• _Given exercise_
Where a line contains the word "оказание", copy that line in full.

• _Information supplied_
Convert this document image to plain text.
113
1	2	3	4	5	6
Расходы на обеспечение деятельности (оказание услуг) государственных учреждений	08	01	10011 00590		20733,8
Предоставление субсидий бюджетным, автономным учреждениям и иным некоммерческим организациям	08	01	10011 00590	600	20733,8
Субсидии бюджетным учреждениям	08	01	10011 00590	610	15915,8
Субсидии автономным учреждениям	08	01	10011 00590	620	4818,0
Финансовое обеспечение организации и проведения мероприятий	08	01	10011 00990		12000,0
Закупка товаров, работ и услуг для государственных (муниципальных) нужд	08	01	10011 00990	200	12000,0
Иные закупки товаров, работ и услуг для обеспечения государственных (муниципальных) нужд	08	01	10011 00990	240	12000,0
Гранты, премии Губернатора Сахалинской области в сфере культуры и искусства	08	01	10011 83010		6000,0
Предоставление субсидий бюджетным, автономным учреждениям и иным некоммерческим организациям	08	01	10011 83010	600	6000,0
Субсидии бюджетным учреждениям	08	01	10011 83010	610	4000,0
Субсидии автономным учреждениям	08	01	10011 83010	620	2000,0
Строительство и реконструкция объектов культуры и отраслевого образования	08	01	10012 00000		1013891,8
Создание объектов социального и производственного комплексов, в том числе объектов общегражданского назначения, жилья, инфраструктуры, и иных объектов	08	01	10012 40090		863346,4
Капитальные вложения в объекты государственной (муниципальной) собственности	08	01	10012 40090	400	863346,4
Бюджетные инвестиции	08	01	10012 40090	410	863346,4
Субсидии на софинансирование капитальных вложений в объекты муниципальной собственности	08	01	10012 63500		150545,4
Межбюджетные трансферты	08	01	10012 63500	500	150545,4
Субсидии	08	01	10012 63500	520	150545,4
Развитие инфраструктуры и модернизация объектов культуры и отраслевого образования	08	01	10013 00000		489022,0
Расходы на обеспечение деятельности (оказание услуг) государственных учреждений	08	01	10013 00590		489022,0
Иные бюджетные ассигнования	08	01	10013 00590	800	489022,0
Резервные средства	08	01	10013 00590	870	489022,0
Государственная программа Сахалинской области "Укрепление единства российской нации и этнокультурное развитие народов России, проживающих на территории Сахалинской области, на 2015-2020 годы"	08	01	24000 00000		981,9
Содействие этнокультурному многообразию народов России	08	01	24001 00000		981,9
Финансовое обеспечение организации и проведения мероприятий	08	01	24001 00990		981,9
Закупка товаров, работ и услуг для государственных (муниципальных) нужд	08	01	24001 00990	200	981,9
* * *
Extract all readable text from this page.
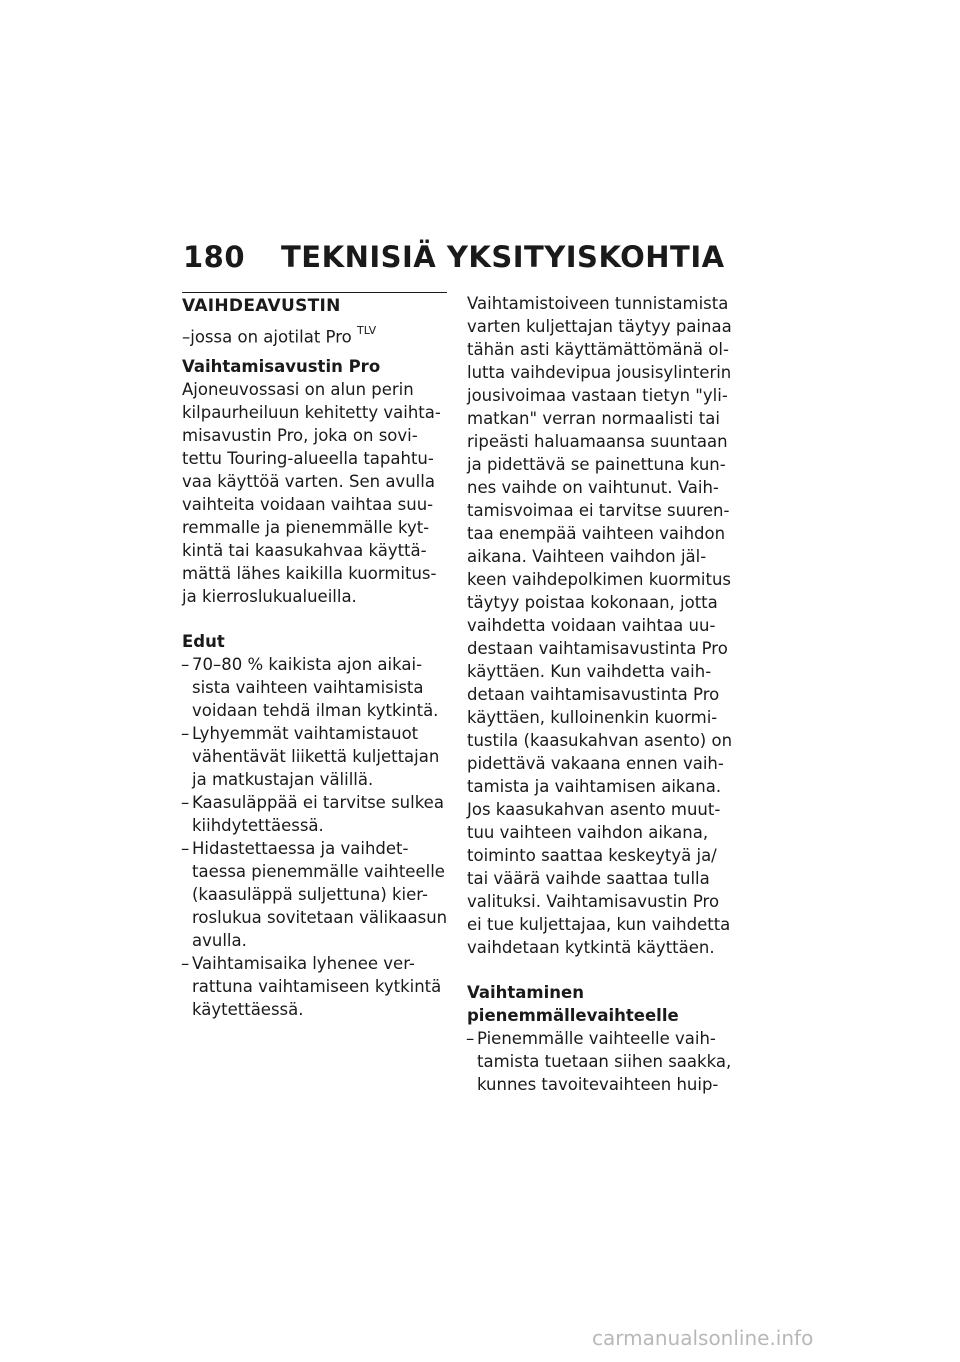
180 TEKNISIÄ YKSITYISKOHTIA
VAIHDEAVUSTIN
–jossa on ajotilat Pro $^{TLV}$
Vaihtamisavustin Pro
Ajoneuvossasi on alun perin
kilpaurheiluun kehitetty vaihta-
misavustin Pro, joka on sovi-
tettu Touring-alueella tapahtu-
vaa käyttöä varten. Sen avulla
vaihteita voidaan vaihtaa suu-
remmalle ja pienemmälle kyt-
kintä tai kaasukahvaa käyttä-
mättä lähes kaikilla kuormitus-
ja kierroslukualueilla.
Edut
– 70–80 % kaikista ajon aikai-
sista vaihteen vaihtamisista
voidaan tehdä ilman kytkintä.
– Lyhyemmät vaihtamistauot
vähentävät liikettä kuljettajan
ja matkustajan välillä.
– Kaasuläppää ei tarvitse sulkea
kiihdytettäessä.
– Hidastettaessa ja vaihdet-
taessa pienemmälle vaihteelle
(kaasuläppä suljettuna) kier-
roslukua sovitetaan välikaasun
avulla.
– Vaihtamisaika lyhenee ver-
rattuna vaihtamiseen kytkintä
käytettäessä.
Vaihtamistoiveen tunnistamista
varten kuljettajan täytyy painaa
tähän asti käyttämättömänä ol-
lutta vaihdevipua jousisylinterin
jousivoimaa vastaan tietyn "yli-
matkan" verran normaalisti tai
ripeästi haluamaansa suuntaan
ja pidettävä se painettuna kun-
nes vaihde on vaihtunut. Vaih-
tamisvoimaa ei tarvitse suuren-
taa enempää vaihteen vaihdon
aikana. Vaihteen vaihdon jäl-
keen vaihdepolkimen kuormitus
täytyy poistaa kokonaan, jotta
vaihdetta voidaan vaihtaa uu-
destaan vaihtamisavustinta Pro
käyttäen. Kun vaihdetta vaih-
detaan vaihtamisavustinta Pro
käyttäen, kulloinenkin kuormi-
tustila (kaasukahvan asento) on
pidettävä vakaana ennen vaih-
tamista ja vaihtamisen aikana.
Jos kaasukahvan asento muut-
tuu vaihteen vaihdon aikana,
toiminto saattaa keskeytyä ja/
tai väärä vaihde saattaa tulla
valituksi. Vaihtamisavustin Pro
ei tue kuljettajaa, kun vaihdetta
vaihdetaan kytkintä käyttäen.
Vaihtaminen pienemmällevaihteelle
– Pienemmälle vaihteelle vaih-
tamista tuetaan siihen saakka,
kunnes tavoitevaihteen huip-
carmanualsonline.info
* * *
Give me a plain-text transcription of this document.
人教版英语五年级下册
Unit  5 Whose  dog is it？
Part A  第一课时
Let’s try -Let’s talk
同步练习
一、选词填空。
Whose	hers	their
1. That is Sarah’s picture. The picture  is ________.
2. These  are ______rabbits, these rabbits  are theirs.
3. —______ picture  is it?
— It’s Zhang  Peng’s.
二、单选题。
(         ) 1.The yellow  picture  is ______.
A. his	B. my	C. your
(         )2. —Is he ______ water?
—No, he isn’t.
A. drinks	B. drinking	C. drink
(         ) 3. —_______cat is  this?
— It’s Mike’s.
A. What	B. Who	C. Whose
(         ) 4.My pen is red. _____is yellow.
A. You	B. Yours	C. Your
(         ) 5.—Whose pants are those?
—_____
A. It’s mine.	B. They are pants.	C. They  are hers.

• _Exercise solution_
Расходы на обеспечение деятельности (оказание услуг) государственных учреждений	08	01	10011 00590		20733,8
Расходы на обеспечение деятельности (оказание услуг) государственных учреждений	08	01	10013 00590		489022,0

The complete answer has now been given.